- _Requirement_: What you return should match every record exactly, with the images removed.

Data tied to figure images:

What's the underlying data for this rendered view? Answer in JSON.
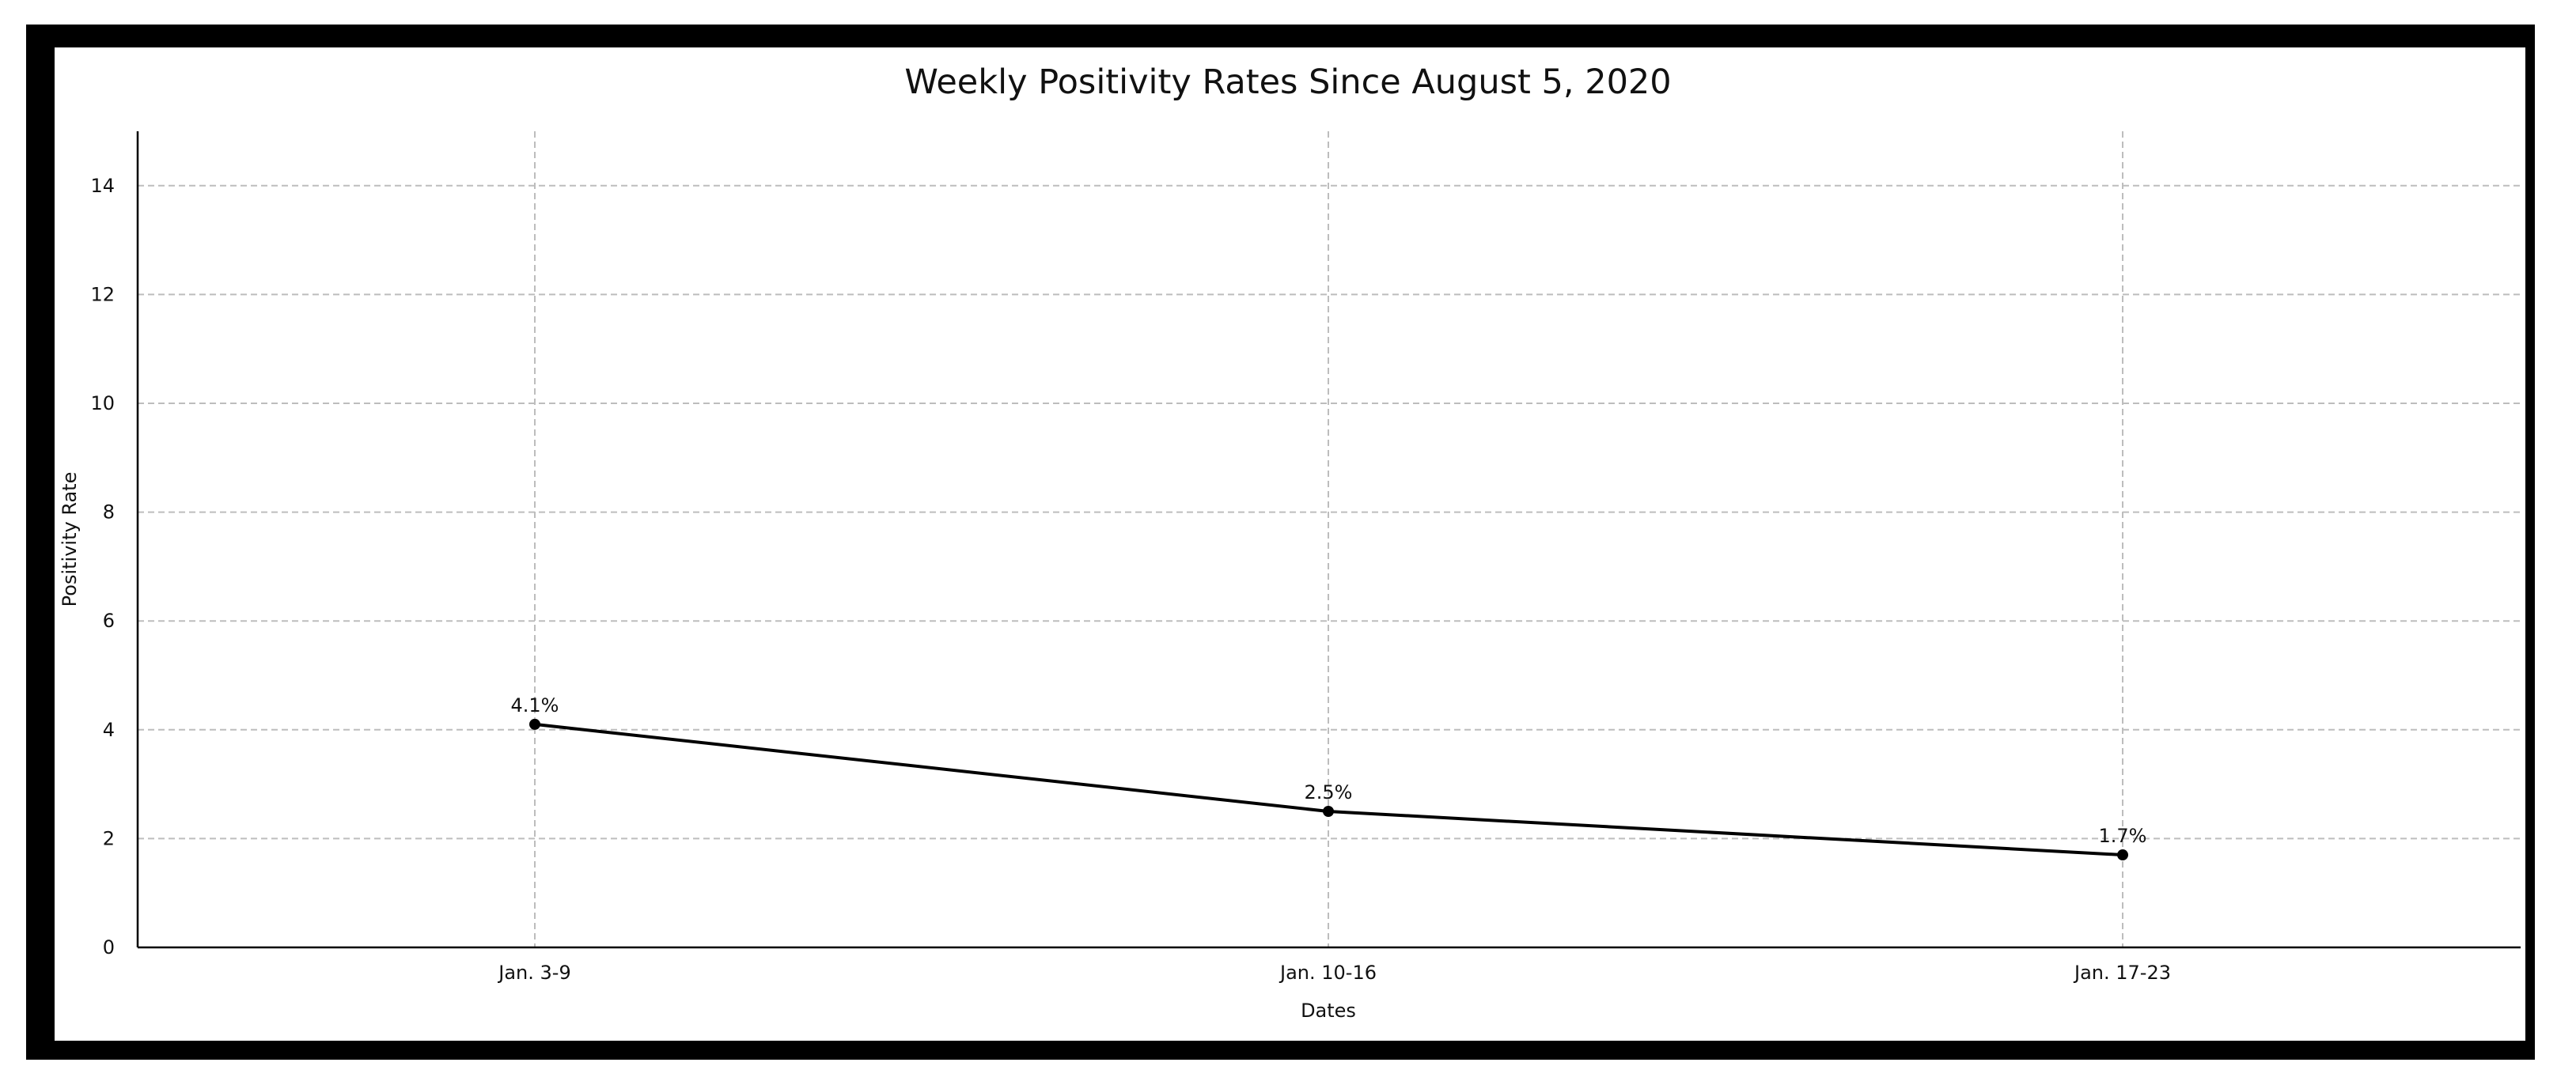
{
  "chart_data": {
    "type": "line",
    "title": "Weekly Positivity Rates Since August 5, 2020",
    "xlabel": "Dates",
    "ylabel": "Positivity Rate",
    "categories": [
      "Jan. 3-9",
      "Jan. 10-16",
      "Jan. 17-23"
    ],
    "series": [
      {
        "values": [
          4.1,
          2.5,
          1.7
        ],
        "labels": [
          "4.1%",
          "2.5%",
          "1.7%"
        ],
        "color": "#000000"
      }
    ],
    "ylim": [
      0,
      15
    ],
    "yticks": [
      0,
      2,
      4,
      6,
      8,
      10,
      12,
      14
    ],
    "grid": true
  }
}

- _Exercise response_:
What's the underlying data for this rendered view? Answer in JSON.
{
  "chart_data": {
    "type": "line",
    "title": "Weekly Positivity Rates Since August 5, 2020",
    "xlabel": "Dates",
    "ylabel": "Positivity Rate",
    "categories": [
      "Jan. 3-9",
      "Jan. 10-16",
      "Jan. 17-23"
    ],
    "series": [
      {
        "values": [
          4.1,
          2.5,
          1.7
        ],
        "labels": [
          "4.1%",
          "2.5%",
          "1.7%"
        ],
        "color": "#000000"
      }
    ],
    "ylim": [
      0,
      15
    ],
    "yticks": [
      0,
      2,
      4,
      6,
      8,
      10,
      12,
      14
    ],
    "grid": true
  }
}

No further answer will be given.